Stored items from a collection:
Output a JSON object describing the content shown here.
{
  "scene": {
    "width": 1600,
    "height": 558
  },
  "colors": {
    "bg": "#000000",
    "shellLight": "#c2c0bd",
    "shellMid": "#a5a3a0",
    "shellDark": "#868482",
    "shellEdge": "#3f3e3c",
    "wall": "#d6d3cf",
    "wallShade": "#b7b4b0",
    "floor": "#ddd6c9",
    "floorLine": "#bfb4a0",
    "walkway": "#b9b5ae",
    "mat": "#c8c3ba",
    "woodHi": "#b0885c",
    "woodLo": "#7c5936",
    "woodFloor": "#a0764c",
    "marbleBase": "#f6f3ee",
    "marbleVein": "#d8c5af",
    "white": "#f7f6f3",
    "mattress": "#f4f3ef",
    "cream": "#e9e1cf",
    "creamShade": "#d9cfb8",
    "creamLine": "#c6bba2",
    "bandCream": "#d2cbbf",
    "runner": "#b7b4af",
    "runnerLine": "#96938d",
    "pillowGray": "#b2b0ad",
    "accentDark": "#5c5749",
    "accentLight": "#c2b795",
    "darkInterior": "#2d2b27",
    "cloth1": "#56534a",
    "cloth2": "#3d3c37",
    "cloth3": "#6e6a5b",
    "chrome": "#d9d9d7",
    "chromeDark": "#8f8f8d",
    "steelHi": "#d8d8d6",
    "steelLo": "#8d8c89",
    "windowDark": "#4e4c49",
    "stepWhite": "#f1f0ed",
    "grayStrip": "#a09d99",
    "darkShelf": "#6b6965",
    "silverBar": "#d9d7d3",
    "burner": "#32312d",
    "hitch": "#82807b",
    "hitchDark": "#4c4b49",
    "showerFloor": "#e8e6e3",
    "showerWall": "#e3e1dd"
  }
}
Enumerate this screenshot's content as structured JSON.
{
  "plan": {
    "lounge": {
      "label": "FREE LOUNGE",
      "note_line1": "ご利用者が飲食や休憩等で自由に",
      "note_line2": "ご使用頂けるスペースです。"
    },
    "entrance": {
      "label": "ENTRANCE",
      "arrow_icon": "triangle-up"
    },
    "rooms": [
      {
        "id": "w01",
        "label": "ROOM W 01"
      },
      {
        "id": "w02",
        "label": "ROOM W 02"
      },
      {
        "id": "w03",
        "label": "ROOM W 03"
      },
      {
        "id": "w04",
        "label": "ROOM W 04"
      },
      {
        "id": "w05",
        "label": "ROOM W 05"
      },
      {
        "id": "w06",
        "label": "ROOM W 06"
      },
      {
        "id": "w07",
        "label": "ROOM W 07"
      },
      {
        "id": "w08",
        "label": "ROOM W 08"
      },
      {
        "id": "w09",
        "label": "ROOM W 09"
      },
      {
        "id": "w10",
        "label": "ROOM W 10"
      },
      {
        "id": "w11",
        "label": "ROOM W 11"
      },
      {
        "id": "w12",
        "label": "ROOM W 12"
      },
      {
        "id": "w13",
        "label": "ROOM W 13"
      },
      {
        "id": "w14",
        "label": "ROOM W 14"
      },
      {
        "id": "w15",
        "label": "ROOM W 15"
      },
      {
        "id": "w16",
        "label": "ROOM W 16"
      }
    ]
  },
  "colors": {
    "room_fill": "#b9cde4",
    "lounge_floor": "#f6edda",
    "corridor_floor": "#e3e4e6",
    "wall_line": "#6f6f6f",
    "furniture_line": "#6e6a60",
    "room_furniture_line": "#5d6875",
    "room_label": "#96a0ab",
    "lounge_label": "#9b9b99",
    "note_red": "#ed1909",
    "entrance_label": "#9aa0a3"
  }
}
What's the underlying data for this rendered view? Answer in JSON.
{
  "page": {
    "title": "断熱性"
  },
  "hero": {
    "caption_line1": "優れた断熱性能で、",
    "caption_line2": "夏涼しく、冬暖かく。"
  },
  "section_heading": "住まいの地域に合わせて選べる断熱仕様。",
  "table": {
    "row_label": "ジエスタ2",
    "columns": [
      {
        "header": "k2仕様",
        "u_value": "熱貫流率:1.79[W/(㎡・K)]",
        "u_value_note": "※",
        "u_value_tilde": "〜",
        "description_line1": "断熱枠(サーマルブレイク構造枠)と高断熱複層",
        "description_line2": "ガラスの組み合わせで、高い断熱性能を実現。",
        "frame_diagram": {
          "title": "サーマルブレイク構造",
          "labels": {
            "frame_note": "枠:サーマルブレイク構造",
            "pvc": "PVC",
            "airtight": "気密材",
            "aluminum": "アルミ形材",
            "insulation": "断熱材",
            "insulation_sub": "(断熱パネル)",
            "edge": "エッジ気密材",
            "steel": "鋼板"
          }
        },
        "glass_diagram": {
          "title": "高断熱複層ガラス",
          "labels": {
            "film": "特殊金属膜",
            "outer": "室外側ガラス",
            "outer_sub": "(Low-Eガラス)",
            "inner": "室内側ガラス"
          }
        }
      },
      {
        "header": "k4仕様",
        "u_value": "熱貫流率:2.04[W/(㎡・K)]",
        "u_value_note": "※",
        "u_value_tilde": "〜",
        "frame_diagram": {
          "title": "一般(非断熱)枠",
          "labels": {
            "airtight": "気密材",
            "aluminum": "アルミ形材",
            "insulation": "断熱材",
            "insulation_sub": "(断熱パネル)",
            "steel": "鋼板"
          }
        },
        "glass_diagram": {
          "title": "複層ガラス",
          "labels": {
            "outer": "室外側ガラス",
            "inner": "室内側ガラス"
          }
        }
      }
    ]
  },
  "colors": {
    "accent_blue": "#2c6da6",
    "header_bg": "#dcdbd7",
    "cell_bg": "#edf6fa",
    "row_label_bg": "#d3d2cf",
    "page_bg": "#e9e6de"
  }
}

_Short task:_ Of the lines in the records, how many contain the word "JSON"? Answer with the number and nothing else.

_Result for this exercise:_ 3